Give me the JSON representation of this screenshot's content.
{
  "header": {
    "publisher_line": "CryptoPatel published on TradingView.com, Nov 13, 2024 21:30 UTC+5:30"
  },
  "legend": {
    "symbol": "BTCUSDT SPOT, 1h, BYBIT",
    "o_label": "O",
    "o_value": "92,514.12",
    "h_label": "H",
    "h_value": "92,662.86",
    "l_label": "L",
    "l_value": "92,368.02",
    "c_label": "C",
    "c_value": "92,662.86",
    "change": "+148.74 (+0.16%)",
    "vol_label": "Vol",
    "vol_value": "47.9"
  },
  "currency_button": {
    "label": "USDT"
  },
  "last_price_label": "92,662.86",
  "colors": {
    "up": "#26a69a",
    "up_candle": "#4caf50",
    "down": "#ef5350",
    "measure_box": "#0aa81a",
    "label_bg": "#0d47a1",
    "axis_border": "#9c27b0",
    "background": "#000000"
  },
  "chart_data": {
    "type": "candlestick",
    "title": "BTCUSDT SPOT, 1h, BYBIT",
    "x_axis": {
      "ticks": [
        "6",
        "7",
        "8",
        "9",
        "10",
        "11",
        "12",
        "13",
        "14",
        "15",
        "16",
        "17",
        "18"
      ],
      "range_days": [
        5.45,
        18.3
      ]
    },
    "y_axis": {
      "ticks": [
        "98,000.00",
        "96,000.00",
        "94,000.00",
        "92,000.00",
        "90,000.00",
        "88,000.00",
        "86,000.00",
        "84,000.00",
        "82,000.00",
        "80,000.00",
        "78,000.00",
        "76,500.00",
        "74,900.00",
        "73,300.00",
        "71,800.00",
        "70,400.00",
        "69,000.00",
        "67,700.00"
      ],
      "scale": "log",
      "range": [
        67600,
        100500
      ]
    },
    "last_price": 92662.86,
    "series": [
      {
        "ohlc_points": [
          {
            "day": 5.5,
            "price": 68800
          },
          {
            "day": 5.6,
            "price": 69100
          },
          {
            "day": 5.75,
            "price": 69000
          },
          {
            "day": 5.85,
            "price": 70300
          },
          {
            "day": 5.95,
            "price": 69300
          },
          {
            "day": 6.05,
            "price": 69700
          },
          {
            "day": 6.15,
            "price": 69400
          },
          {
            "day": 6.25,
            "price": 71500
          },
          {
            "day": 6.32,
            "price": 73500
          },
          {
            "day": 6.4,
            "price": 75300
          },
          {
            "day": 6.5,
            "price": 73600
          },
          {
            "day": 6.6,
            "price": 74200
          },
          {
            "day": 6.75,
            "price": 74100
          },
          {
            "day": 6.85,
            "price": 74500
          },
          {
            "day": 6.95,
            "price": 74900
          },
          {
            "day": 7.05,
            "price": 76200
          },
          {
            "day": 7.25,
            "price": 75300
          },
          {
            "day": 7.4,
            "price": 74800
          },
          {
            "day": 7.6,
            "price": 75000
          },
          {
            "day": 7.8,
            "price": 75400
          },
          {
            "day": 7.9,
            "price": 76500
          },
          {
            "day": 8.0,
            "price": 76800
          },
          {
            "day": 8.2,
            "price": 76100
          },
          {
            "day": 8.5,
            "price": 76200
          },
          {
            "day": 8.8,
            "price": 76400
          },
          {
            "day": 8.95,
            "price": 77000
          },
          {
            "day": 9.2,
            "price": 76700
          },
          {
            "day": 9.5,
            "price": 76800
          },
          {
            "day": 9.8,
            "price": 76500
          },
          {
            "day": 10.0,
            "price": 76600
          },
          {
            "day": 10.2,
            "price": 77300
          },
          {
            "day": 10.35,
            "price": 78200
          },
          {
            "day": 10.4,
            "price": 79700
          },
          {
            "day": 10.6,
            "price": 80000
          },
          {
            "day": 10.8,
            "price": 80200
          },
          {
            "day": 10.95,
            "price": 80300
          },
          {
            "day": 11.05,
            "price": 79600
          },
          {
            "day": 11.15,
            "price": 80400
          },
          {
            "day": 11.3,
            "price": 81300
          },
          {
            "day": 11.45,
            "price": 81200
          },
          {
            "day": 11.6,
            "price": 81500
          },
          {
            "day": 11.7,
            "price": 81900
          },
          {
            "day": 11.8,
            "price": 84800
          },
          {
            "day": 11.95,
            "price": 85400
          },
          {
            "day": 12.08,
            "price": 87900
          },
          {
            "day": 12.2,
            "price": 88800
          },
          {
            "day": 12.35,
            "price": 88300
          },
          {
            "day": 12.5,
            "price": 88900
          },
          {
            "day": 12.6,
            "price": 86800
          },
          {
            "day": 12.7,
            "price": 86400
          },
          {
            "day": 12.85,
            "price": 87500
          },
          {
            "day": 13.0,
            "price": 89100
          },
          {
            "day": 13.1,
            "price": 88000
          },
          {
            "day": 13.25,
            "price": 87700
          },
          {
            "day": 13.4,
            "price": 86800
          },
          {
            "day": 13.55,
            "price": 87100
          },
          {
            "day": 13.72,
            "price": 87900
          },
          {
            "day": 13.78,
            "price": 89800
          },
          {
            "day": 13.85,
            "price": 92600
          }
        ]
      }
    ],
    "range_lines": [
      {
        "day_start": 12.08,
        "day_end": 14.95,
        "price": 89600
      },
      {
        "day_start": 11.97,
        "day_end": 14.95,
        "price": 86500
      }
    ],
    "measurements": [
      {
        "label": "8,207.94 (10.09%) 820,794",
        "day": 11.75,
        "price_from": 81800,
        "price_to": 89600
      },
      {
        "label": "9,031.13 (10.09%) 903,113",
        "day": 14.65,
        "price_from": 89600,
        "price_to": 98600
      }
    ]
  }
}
_____
Restate the listing in full, word for word.

Output of the task:
Give me the JSON representation of this screenshot's content.
{
  "header": {
    "publisher_line": "CryptoPatel published on TradingView.com, Nov 13, 2024 21:30 UTC+5:30"
  },
  "legend": {
    "symbol": "BTCUSDT SPOT, 1h, BYBIT",
    "o_label": "O",
    "o_value": "92,514.12",
    "h_label": "H",
    "h_value": "92,662.86",
    "l_label": "L",
    "l_value": "92,368.02",
    "c_label": "C",
    "c_value": "92,662.86",
    "change": "+148.74 (+0.16%)",
    "vol_label": "Vol",
    "vol_value": "47.9"
  },
  "currency_button": {
    "label": "USDT"
  },
  "last_price_label": "92,662.86",
  "colors": {
    "up": "#26a69a",
    "up_candle": "#4caf50",
    "down": "#ef5350",
    "measure_box": "#0aa81a",
    "label_bg": "#0d47a1",
    "axis_border": "#9c27b0",
    "background": "#000000"
  },
  "chart_data": {
    "type": "candlestick",
    "title": "BTCUSDT SPOT, 1h, BYBIT",
    "x_axis": {
      "ticks": [
        "6",
        "7",
        "8",
        "9",
        "10",
        "11",
        "12",
        "13",
        "14",
        "15",
        "16",
        "17",
        "18"
      ],
      "range_days": [
        5.45,
        18.3
      ]
    },
    "y_axis": {
      "ticks": [
        "98,000.00",
        "96,000.00",
        "94,000.00",
        "92,000.00",
        "90,000.00",
        "88,000.00",
        "86,000.00",
        "84,000.00",
        "82,000.00",
        "80,000.00",
        "78,000.00",
        "76,500.00",
        "74,900.00",
        "73,300.00",
        "71,800.00",
        "70,400.00",
        "69,000.00",
        "67,700.00"
      ],
      "scale": "log",
      "range": [
        67600,
        100500
      ]
    },
    "last_price": 92662.86,
    "series": [
      {
        "ohlc_points": [
          {
            "day": 5.5,
            "price": 68800
          },
          {
            "day": 5.6,
            "price": 69100
          },
          {
            "day": 5.75,
            "price": 69000
          },
          {
            "day": 5.85,
            "price": 70300
          },
          {
            "day": 5.95,
            "price": 69300
          },
          {
            "day": 6.05,
            "price": 69700
          },
          {
            "day": 6.15,
            "price": 69400
          },
          {
            "day": 6.25,
            "price": 71500
          },
          {
            "day": 6.32,
            "price": 73500
          },
          {
            "day": 6.4,
            "price": 75300
          },
          {
            "day": 6.5,
            "price": 73600
          },
          {
            "day": 6.6,
            "price": 74200
          },
          {
            "day": 6.75,
            "price": 74100
          },
          {
            "day": 6.85,
            "price": 74500
          },
          {
            "day": 6.95,
            "price": 74900
          },
          {
            "day": 7.05,
            "price": 76200
          },
          {
            "day": 7.25,
            "price": 75300
          },
          {
            "day": 7.4,
            "price": 74800
          },
          {
            "day": 7.6,
            "price": 75000
          },
          {
            "day": 7.8,
            "price": 75400
          },
          {
            "day": 7.9,
            "price": 76500
          },
          {
            "day": 8.0,
            "price": 76800
          },
          {
            "day": 8.2,
            "price": 76100
          },
          {
            "day": 8.5,
            "price": 76200
          },
          {
            "day": 8.8,
            "price": 76400
          },
          {
            "day": 8.95,
            "price": 77000
          },
          {
            "day": 9.2,
            "price": 76700
          },
          {
            "day": 9.5,
            "price": 76800
          },
          {
            "day": 9.8,
            "price": 76500
          },
          {
            "day": 10.0,
            "price": 76600
          },
          {
            "day": 10.2,
            "price": 77300
          },
          {
            "day": 10.35,
            "price": 78200
          },
          {
            "day": 10.4,
            "price": 79700
          },
          {
            "day": 10.6,
            "price": 80000
          },
          {
            "day": 10.8,
            "price": 80200
          },
          {
            "day": 10.95,
            "price": 80300
          },
          {
            "day": 11.05,
            "price": 79600
          },
          {
            "day": 11.15,
            "price": 80400
          },
          {
            "day": 11.3,
            "price": 81300
          },
          {
            "day": 11.45,
            "price": 81200
          },
          {
            "day": 11.6,
            "price": 81500
          },
          {
            "day": 11.7,
            "price": 81900
          },
          {
            "day": 11.8,
            "price": 84800
          },
          {
            "day": 11.95,
            "price": 85400
          },
          {
            "day": 12.08,
            "price": 87900
          },
          {
            "day": 12.2,
            "price": 88800
          },
          {
            "day": 12.35,
            "price": 88300
          },
          {
            "day": 12.5,
            "price": 88900
          },
          {
            "day": 12.6,
            "price": 86800
          },
          {
            "day": 12.7,
            "price": 86400
          },
          {
            "day": 12.85,
            "price": 87500
          },
          {
            "day": 13.0,
            "price": 89100
          },
          {
            "day": 13.1,
            "price": 88000
          },
          {
            "day": 13.25,
            "price": 87700
          },
          {
            "day": 13.4,
            "price": 86800
          },
          {
            "day": 13.55,
            "price": 87100
          },
          {
            "day": 13.72,
            "price": 87900
          },
          {
            "day": 13.78,
            "price": 89800
          },
          {
            "day": 13.85,
            "price": 92600
          }
        ]
      }
    ],
    "range_lines": [
      {
        "day_start": 12.08,
        "day_end": 14.95,
        "price": 89600
      },
      {
        "day_start": 11.97,
        "day_end": 14.95,
        "price": 86500
      }
    ],
    "measurements": [
      {
        "label": "8,207.94 (10.09%) 820,794",
        "day": 11.75,
        "price_from": 81800,
        "price_to": 89600
      },
      {
        "label": "9,031.13 (10.09%) 903,113",
        "day": 14.65,
        "price_from": 89600,
        "price_to": 98600
      }
    ]
  }
}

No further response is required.